Make an exact copy of each entry, leaving out every picture.

-- Start of Listed records --

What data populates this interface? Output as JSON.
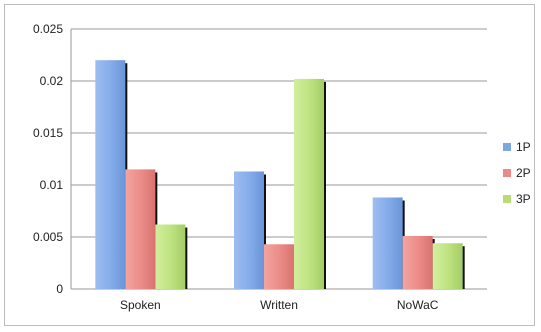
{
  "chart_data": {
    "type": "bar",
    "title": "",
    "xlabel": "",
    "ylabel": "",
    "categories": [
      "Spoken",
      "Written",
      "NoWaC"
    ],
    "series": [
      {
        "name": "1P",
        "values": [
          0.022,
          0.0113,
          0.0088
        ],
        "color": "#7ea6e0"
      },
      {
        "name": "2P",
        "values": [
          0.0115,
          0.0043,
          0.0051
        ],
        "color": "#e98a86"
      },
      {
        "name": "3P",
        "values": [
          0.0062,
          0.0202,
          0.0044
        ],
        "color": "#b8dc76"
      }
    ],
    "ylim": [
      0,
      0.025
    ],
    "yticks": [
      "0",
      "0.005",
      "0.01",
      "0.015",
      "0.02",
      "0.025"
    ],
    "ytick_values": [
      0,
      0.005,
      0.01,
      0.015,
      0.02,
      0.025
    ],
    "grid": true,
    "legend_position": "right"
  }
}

-- End of Listed records --

[Completed exercise]
What data populates this interface? Output as JSON.
{
  "chart_data": {
    "type": "bar",
    "title": "",
    "xlabel": "",
    "ylabel": "",
    "categories": [
      "Spoken",
      "Written",
      "NoWaC"
    ],
    "series": [
      {
        "name": "1P",
        "values": [
          0.022,
          0.0113,
          0.0088
        ],
        "color": "#7ea6e0"
      },
      {
        "name": "2P",
        "values": [
          0.0115,
          0.0043,
          0.0051
        ],
        "color": "#e98a86"
      },
      {
        "name": "3P",
        "values": [
          0.0062,
          0.0202,
          0.0044
        ],
        "color": "#b8dc76"
      }
    ],
    "ylim": [
      0,
      0.025
    ],
    "yticks": [
      "0",
      "0.005",
      "0.01",
      "0.015",
      "0.02",
      "0.025"
    ],
    "ytick_values": [
      0,
      0.005,
      0.01,
      0.015,
      0.02,
      0.025
    ],
    "grid": true,
    "legend_position": "right"
  }
}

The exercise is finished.